[Rows from a figure dataset]
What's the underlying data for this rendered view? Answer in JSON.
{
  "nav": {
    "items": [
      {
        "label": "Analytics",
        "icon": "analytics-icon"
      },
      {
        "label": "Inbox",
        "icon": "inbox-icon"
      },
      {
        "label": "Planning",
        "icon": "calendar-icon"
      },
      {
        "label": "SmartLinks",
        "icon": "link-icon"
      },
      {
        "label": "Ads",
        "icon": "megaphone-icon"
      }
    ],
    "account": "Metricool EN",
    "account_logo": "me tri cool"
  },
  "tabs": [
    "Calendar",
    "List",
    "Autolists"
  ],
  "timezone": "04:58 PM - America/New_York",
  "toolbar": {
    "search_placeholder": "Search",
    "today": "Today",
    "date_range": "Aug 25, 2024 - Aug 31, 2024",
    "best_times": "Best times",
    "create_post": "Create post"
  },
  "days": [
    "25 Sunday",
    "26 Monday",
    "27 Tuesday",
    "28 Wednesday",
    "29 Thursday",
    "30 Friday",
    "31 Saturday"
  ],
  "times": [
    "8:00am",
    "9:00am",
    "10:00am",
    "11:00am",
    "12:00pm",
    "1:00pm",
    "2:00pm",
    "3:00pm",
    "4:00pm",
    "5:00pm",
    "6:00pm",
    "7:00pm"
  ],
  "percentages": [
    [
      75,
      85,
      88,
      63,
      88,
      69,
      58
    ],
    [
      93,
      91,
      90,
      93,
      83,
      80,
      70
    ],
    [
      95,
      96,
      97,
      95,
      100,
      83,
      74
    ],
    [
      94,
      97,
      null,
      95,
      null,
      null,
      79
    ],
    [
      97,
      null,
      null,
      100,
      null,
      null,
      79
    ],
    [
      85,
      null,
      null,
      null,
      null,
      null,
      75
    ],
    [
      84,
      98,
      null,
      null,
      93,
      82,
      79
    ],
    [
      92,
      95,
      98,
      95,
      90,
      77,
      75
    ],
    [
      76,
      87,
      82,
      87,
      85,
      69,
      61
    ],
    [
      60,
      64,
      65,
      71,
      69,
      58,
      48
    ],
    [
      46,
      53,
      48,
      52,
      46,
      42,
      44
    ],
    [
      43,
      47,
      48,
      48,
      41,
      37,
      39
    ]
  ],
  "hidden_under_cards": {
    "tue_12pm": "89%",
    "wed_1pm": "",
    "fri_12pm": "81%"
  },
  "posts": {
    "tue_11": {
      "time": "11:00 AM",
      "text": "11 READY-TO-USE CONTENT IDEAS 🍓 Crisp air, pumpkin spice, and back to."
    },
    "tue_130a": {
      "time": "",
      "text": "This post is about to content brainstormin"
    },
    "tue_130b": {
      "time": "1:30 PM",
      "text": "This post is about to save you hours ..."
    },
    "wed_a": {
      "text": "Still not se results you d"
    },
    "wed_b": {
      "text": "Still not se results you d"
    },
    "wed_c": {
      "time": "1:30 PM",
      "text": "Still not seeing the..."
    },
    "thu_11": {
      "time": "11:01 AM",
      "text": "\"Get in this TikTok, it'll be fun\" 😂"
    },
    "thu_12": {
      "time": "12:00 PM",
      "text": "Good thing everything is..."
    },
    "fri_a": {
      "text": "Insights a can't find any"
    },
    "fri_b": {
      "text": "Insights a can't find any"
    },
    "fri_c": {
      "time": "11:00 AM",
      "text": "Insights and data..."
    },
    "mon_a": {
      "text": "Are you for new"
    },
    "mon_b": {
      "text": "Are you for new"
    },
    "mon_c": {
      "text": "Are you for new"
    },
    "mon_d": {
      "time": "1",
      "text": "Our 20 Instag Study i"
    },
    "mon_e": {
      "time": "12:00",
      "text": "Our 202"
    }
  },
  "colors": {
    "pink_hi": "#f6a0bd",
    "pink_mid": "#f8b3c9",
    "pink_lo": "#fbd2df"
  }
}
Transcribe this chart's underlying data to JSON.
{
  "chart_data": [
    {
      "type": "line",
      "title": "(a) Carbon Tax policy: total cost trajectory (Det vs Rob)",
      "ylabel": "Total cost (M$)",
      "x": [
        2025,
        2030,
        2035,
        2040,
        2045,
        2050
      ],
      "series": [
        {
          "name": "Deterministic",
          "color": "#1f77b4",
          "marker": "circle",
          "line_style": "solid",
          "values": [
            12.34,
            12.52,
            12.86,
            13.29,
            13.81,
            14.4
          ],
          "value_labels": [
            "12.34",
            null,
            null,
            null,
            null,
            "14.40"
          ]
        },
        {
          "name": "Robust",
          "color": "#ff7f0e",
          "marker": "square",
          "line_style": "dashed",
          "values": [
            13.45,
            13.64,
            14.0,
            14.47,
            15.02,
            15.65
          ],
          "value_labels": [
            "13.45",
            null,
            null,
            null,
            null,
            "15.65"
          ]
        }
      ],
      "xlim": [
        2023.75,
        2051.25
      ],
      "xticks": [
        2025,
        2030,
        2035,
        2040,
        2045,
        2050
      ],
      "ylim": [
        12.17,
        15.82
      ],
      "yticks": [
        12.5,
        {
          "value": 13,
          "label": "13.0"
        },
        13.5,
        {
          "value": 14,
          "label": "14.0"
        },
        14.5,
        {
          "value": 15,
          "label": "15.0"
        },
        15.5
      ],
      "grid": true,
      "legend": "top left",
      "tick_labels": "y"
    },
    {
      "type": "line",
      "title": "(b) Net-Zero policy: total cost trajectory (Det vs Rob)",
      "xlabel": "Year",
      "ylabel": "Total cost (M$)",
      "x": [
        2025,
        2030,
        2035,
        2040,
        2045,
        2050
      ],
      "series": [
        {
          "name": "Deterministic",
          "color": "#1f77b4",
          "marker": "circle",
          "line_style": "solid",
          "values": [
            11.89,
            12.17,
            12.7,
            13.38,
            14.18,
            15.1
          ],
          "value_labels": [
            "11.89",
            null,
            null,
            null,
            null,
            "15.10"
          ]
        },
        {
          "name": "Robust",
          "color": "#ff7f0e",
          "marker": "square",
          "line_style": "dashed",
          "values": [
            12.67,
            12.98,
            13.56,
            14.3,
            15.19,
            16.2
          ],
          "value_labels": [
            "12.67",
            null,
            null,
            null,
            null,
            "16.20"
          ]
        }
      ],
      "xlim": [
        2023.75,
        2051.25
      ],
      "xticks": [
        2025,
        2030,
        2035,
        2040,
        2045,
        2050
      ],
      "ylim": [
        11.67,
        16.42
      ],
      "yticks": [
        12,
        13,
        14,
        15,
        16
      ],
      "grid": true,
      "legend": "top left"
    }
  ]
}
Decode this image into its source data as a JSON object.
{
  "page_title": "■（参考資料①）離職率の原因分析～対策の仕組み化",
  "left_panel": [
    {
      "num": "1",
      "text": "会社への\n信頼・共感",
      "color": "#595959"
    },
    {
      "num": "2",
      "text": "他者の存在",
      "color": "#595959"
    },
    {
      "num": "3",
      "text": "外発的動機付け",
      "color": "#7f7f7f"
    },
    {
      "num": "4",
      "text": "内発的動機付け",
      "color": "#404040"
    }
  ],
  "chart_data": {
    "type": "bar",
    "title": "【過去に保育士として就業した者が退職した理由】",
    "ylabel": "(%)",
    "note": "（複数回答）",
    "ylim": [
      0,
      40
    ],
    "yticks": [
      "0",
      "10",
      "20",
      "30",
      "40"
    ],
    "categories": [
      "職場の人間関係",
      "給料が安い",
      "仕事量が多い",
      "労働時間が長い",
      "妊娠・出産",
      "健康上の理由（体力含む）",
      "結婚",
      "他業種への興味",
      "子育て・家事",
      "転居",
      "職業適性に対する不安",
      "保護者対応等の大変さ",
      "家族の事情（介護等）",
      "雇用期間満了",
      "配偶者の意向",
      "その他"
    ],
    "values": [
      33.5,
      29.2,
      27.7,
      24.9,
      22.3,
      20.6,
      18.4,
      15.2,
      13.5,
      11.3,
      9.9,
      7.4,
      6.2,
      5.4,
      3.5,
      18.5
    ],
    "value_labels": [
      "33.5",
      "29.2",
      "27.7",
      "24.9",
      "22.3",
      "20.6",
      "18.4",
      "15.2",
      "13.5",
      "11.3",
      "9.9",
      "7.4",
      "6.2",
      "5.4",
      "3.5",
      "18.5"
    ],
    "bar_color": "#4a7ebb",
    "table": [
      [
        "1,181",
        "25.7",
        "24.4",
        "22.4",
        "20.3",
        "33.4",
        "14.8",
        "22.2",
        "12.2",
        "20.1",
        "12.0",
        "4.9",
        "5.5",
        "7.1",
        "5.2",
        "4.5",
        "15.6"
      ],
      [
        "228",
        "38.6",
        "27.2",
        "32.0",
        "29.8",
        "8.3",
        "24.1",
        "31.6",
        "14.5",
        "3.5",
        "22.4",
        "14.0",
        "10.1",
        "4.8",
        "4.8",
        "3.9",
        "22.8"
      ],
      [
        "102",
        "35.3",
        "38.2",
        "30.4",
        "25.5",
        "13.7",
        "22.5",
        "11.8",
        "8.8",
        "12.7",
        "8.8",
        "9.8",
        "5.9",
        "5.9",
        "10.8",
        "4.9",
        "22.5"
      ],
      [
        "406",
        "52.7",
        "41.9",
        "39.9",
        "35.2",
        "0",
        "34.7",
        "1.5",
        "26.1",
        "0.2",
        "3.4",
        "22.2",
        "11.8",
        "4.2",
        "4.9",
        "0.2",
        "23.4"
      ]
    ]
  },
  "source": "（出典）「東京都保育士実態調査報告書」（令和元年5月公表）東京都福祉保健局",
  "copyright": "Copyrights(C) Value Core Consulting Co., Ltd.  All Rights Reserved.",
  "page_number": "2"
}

▶ _WRITTEN PROBLEM_: Pick out all lines from the data above in which the word "about" appears.

▶ _WRITTEN REPLY_:
      "text": "This post is about to content brainstormin"
      "text": "This post is about to save you hours ..."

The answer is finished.